▶ _Exercise_
Reproduce the records below in full and word for word, excluding pictures.

▶ _Entries provided_
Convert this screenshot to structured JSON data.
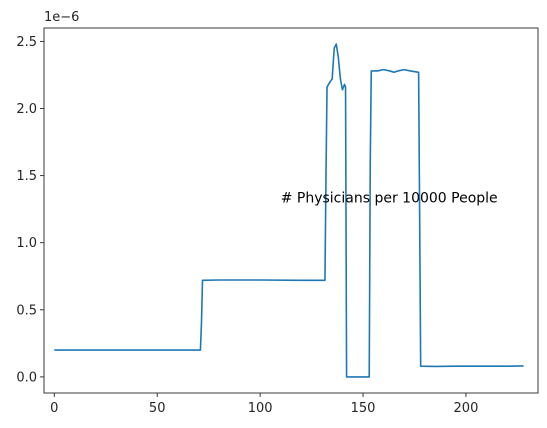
{
  "chart_data": {
    "type": "line",
    "title": "",
    "xlabel": "",
    "ylabel": "",
    "xlim": [
      -5,
      235
    ],
    "ylim": [
      -0.12,
      2.6
    ],
    "x_ticks": [
      0,
      50,
      100,
      150,
      200
    ],
    "y_ticks": [
      0.0,
      0.5,
      1.0,
      1.5,
      2.0,
      2.5
    ],
    "y_tick_labels": [
      "0.0",
      "0.5",
      "1.0",
      "1.5",
      "2.0",
      "2.5"
    ],
    "y_offset_label": "1e−6",
    "grid": false,
    "annotation": {
      "text": "# Physicians per 10000 People",
      "x": 110,
      "y": 1.3
    },
    "colors": {
      "line": "#1f77b4",
      "axes": "#262626"
    },
    "series": [
      {
        "values": [
          [
            0,
            0.2
          ],
          [
            71,
            0.2
          ],
          [
            71.5,
            0.4
          ],
          [
            72,
            0.72
          ],
          [
            80,
            0.722
          ],
          [
            100,
            0.722
          ],
          [
            120,
            0.72
          ],
          [
            131.5,
            0.72
          ],
          [
            132,
            1.5
          ],
          [
            132.5,
            2.16
          ],
          [
            134,
            2.2
          ],
          [
            135,
            2.22
          ],
          [
            136,
            2.45
          ],
          [
            137,
            2.48
          ],
          [
            138,
            2.38
          ],
          [
            139,
            2.22
          ],
          [
            140,
            2.14
          ],
          [
            141,
            2.18
          ],
          [
            141.5,
            2.16
          ],
          [
            142,
            0.0
          ],
          [
            153,
            0.0
          ],
          [
            153.5,
            1.6
          ],
          [
            154,
            2.28
          ],
          [
            157,
            2.28
          ],
          [
            160,
            2.29
          ],
          [
            163,
            2.28
          ],
          [
            165,
            2.27
          ],
          [
            167,
            2.28
          ],
          [
            170,
            2.29
          ],
          [
            173,
            2.28
          ],
          [
            177,
            2.27
          ],
          [
            177.5,
            1.2
          ],
          [
            178,
            0.08
          ],
          [
            185,
            0.078
          ],
          [
            195,
            0.08
          ],
          [
            210,
            0.08
          ],
          [
            220,
            0.08
          ],
          [
            228,
            0.082
          ]
        ]
      }
    ]
  }
}
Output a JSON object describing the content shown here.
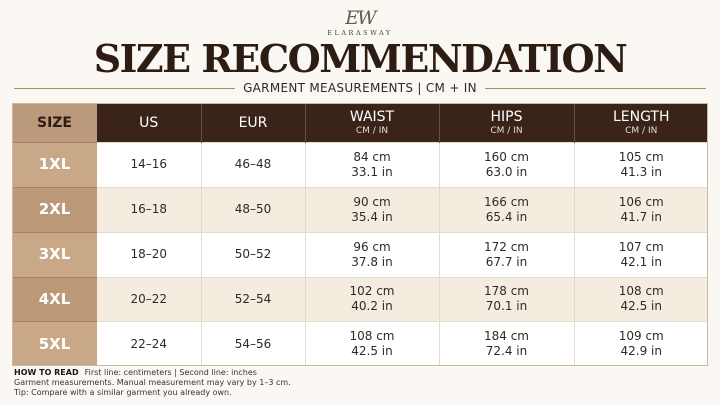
{
  "brand": {
    "monogram": "EW",
    "name": "ELARASWAY"
  },
  "title": "SIZE RECOMMENDATION",
  "subtitle": "GARMENT MEASUREMENTS | CM + IN",
  "table": {
    "headers": [
      {
        "main": "SIZE",
        "sub": ""
      },
      {
        "main": "US",
        "sub": ""
      },
      {
        "main": "EUR",
        "sub": ""
      },
      {
        "main": "WAIST",
        "sub": "CM / IN"
      },
      {
        "main": "HIPS",
        "sub": "CM / IN"
      },
      {
        "main": "LENGTH",
        "sub": "CM / IN"
      }
    ],
    "rows": [
      {
        "size": "1XL",
        "us": "14–16",
        "eur": "46–48",
        "waist_cm": "84 cm",
        "waist_in": "33.1 in",
        "hips_cm": "160 cm",
        "hips_in": "63.0 in",
        "length_cm": "105 cm",
        "length_in": "41.3 in"
      },
      {
        "size": "2XL",
        "us": "16–18",
        "eur": "48–50",
        "waist_cm": "90 cm",
        "waist_in": "35.4 in",
        "hips_cm": "166 cm",
        "hips_in": "65.4 in",
        "length_cm": "106 cm",
        "length_in": "41.7 in"
      },
      {
        "size": "3XL",
        "us": "18–20",
        "eur": "50–52",
        "waist_cm": "96 cm",
        "waist_in": "37.8 in",
        "hips_cm": "172 cm",
        "hips_in": "67.7 in",
        "length_cm": "107 cm",
        "length_in": "42.1 in"
      },
      {
        "size": "4XL",
        "us": "20–22",
        "eur": "52–54",
        "waist_cm": "102 cm",
        "waist_in": "40.2 in",
        "hips_cm": "178 cm",
        "hips_in": "70.1 in",
        "length_cm": "108 cm",
        "length_in": "42.5 in"
      },
      {
        "size": "5XL",
        "us": "22–24",
        "eur": "54–56",
        "waist_cm": "108 cm",
        "waist_in": "42.5 in",
        "hips_cm": "184 cm",
        "hips_in": "72.4 in",
        "length_cm": "109 cm",
        "length_in": "42.9 in"
      }
    ]
  },
  "notes": {
    "how_label": "HOW TO READ",
    "how_text": "First line: centimeters  |  Second line: inches",
    "line2": "Garment measurements. Manual measurement may vary by 1–3 cm.",
    "line3": "Tip: Compare with a similar garment you already own."
  },
  "colors": {
    "header_dark": "#3a2318",
    "size_column": "#c9a887",
    "row_alt": "#f5ece0",
    "accent_line": "#b08c62"
  }
}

▶ _Answer to the task_
Convert this screenshot to structured JSON data.
{
  "chart_data": {
    "type": "line",
    "title": "",
    "xlabel": "",
    "ylabel": "",
    "xlim": [
      -5,
      235
    ],
    "ylim": [
      -0.12,
      2.6
    ],
    "x_ticks": [
      0,
      50,
      100,
      150,
      200
    ],
    "y_ticks": [
      0.0,
      0.5,
      1.0,
      1.5,
      2.0,
      2.5
    ],
    "y_tick_labels": [
      "0.0",
      "0.5",
      "1.0",
      "1.5",
      "2.0",
      "2.5"
    ],
    "y_offset_label": "1e−6",
    "grid": false,
    "annotation": {
      "text": "# Physicians per 10000 People",
      "x": 110,
      "y": 1.3
    },
    "colors": {
      "line": "#1f77b4",
      "axes": "#262626"
    },
    "series": [
      {
        "values": [
          [
            0,
            0.2
          ],
          [
            71,
            0.2
          ],
          [
            71.5,
            0.4
          ],
          [
            72,
            0.72
          ],
          [
            80,
            0.722
          ],
          [
            100,
            0.722
          ],
          [
            120,
            0.72
          ],
          [
            131.5,
            0.72
          ],
          [
            132,
            1.5
          ],
          [
            132.5,
            2.16
          ],
          [
            134,
            2.2
          ],
          [
            135,
            2.22
          ],
          [
            136,
            2.45
          ],
          [
            137,
            2.48
          ],
          [
            138,
            2.38
          ],
          [
            139,
            2.22
          ],
          [
            140,
            2.14
          ],
          [
            141,
            2.18
          ],
          [
            141.5,
            2.16
          ],
          [
            142,
            0.0
          ],
          [
            153,
            0.0
          ],
          [
            153.5,
            1.6
          ],
          [
            154,
            2.28
          ],
          [
            157,
            2.28
          ],
          [
            160,
            2.29
          ],
          [
            163,
            2.28
          ],
          [
            165,
            2.27
          ],
          [
            167,
            2.28
          ],
          [
            170,
            2.29
          ],
          [
            173,
            2.28
          ],
          [
            177,
            2.27
          ],
          [
            177.5,
            1.2
          ],
          [
            178,
            0.08
          ],
          [
            185,
            0.078
          ],
          [
            195,
            0.08
          ],
          [
            210,
            0.08
          ],
          [
            220,
            0.08
          ],
          [
            228,
            0.082
          ]
        ]
      }
    ]
  }
}
Output a JSON object describing the content shown here.
{
  "brand": {
    "monogram": "EW",
    "name": "ELARASWAY"
  },
  "title": "SIZE RECOMMENDATION",
  "subtitle": "GARMENT MEASUREMENTS | CM + IN",
  "table": {
    "headers": [
      {
        "main": "SIZE",
        "sub": ""
      },
      {
        "main": "US",
        "sub": ""
      },
      {
        "main": "EUR",
        "sub": ""
      },
      {
        "main": "WAIST",
        "sub": "CM / IN"
      },
      {
        "main": "HIPS",
        "sub": "CM / IN"
      },
      {
        "main": "LENGTH",
        "sub": "CM / IN"
      }
    ],
    "rows": [
      {
        "size": "1XL",
        "us": "14–16",
        "eur": "46–48",
        "waist_cm": "84 cm",
        "waist_in": "33.1 in",
        "hips_cm": "160 cm",
        "hips_in": "63.0 in",
        "length_cm": "105 cm",
        "length_in": "41.3 in"
      },
      {
        "size": "2XL",
        "us": "16–18",
        "eur": "48–50",
        "waist_cm": "90 cm",
        "waist_in": "35.4 in",
        "hips_cm": "166 cm",
        "hips_in": "65.4 in",
        "length_cm": "106 cm",
        "length_in": "41.7 in"
      },
      {
        "size": "3XL",
        "us": "18–20",
        "eur": "50–52",
        "waist_cm": "96 cm",
        "waist_in": "37.8 in",
        "hips_cm": "172 cm",
        "hips_in": "67.7 in",
        "length_cm": "107 cm",
        "length_in": "42.1 in"
      },
      {
        "size": "4XL",
        "us": "20–22",
        "eur": "52–54",
        "waist_cm": "102 cm",
        "waist_in": "40.2 in",
        "hips_cm": "178 cm",
        "hips_in": "70.1 in",
        "length_cm": "108 cm",
        "length_in": "42.5 in"
      },
      {
        "size": "5XL",
        "us": "22–24",
        "eur": "54–56",
        "waist_cm": "108 cm",
        "waist_in": "42.5 in",
        "hips_cm": "184 cm",
        "hips_in": "72.4 in",
        "length_cm": "109 cm",
        "length_in": "42.9 in"
      }
    ]
  },
  "notes": {
    "how_label": "HOW TO READ",
    "how_text": "First line: centimeters  |  Second line: inches",
    "line2": "Garment measurements. Manual measurement may vary by 1–3 cm.",
    "line3": "Tip: Compare with a similar garment you already own."
  },
  "colors": {
    "header_dark": "#3a2318",
    "size_column": "#c9a887",
    "row_alt": "#f5ece0",
    "accent_line": "#b08c62"
  }
}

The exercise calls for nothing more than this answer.